INSTRUKSI TUGAS 1: Pada daftar di bawah, ambil baris dari awal daftar sampai baris yang memuat "console-line-text: Turbo Assembler", lalu ganti "Assembling file" dengan "Compiling file". Tulis ulang baris-baris tersebut tanpa mengubah bagian lainnya.

JAKARTA, Arcus GPIB – Menteri Agama Yaqut Cholil Qoumas mengatakan Peringatan Hari Anti Korupsi Sedunia (Hakordia) yang diperingati setiap 9 Desember menjadi momentum bersama mewujudkan Indonesia anti korupsi.
Seperti dilansir laman Kemenag RI, semangat anti korupsi merupakan komitmen bersama. Apalagi Kementerian Agama membawa nama agama yang sejatinya mengambil peran dalam semangat Indonesia anti korupsi.
“Ini momentum bagi Kementerian, lembaga dan kita semua untuk mewujudkan Indonesia anti Korupsi. Kementerian Agama sudah melakukan dan memulai bagaimana perilaku korupsi ini tidak menjadi budaya yang mesti menjadi budaya adalah perilaku anti korupsi,” ujar Menag Yaqut Cholil Qoumas, usai menghadiri Launching Indeks Integritas Pendidikan dan Acara Puncak Peringatan Hari Antikorupsi Sedunia (Hakordia) 2022 di Jakarta, Jumat (9/12/2022).

DATA YANG DIBERIKAN:
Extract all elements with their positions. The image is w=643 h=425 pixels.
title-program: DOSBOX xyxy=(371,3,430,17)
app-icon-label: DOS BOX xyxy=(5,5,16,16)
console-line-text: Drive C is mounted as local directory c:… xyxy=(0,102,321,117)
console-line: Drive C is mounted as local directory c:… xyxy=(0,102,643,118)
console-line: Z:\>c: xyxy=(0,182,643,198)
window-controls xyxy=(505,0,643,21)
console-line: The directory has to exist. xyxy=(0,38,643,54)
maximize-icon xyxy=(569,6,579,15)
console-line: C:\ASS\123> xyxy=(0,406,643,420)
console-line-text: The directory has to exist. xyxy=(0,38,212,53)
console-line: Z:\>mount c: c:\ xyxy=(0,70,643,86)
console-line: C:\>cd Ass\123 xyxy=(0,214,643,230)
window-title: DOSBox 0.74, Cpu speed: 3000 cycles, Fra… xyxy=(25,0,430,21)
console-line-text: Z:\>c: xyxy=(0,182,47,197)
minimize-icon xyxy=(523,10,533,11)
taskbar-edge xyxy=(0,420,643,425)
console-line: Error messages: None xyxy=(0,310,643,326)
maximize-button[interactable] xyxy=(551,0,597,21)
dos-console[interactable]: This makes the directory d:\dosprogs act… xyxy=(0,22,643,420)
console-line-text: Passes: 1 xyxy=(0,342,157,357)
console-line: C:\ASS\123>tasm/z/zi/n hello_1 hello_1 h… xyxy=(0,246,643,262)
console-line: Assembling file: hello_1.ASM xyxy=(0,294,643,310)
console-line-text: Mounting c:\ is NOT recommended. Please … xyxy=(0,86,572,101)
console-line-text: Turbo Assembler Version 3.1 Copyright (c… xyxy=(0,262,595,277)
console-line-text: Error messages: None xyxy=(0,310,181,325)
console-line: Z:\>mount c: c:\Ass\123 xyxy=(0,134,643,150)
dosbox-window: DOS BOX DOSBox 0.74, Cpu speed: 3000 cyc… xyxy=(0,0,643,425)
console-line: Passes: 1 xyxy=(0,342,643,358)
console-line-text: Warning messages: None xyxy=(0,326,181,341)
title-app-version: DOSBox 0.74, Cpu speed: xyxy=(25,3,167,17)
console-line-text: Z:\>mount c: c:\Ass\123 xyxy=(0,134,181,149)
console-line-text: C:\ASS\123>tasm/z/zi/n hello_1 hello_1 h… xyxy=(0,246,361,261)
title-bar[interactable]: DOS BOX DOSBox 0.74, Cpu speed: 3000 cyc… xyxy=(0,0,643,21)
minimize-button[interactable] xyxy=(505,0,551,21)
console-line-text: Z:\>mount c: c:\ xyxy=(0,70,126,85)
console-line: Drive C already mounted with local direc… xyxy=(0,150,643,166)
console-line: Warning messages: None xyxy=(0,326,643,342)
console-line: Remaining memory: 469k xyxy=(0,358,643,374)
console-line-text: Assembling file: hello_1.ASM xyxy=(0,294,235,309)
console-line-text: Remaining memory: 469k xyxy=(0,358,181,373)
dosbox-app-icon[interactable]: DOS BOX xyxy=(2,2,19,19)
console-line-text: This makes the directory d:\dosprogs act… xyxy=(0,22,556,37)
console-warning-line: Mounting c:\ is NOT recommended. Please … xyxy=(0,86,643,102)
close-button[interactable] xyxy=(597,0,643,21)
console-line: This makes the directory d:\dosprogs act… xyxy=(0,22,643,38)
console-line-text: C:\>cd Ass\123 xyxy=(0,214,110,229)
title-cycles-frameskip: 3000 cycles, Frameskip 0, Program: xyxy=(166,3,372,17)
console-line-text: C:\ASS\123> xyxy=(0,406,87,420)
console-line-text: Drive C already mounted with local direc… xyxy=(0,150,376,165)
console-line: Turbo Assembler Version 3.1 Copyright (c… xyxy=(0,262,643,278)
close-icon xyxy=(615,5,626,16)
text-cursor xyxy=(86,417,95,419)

INSTRUKSI TUGAS 2: Salin dengan tepat bagian berita tentang Hari Anti Korupsi Sedunia di atas, mulai dari kata "JAKARTA, Arcus GPIB" sampai kata "bersama mewujudkan Indonesia anti korupsi.".

JAWABAN AKHIR 1:
Extract all elements with their positions. The image is w=643 h=425 pixels.
title-program: DOSBOX xyxy=(371,3,430,17)
app-icon-label: DOS BOX xyxy=(5,5,16,16)
console-line-text: Drive C is mounted as local directory c:… xyxy=(0,102,321,117)
console-line: Drive C is mounted as local directory c:… xyxy=(0,102,643,118)
console-line: Z:\>c: xyxy=(0,182,643,198)
window-controls xyxy=(505,0,643,21)
console-line: The directory has to exist. xyxy=(0,38,643,54)
maximize-icon xyxy=(569,6,579,15)
console-line: C:\ASS\123> xyxy=(0,406,643,420)
console-line-text: The directory has to exist. xyxy=(0,38,212,53)
console-line: Z:\>mount c: c:\ xyxy=(0,70,643,86)
console-line: C:\>cd Ass\123 xyxy=(0,214,643,230)
window-title: DOSBox 0.74, Cpu speed: 3000 cycles, Fra… xyxy=(25,0,430,21)
console-line-text: Z:\>c: xyxy=(0,182,47,197)
minimize-icon xyxy=(523,10,533,11)
taskbar-edge xyxy=(0,420,643,425)
console-line: Error messages: None xyxy=(0,310,643,326)
maximize-button[interactable] xyxy=(551,0,597,21)
dos-console[interactable]: This makes the directory d:\dosprogs act… xyxy=(0,22,643,420)
console-line-text: Passes: 1 xyxy=(0,342,157,357)
console-line: C:\ASS\123>tasm/z/zi/n hello_1 hello_1 h… xyxy=(0,246,643,262)
console-line: Compiling file: hello_1.ASM xyxy=(0,294,643,310)
console-line-text: Mounting c:\ is NOT recommended. Please … xyxy=(0,86,572,101)
console-line-text: Turbo Assembler Version 3.1 Copyright (c… xyxy=(0,262,595,277)

JAWABAN AKHIR 2:
JAKARTA, Arcus GPIB – Menteri Agama Yaqut Cholil Qoumas mengatakan Peringatan Hari Anti Korupsi Sedunia (Hakordia) yang diperingati setiap 9 Desember menjadi momentum bersama mewujudkan Indonesia anti korupsi.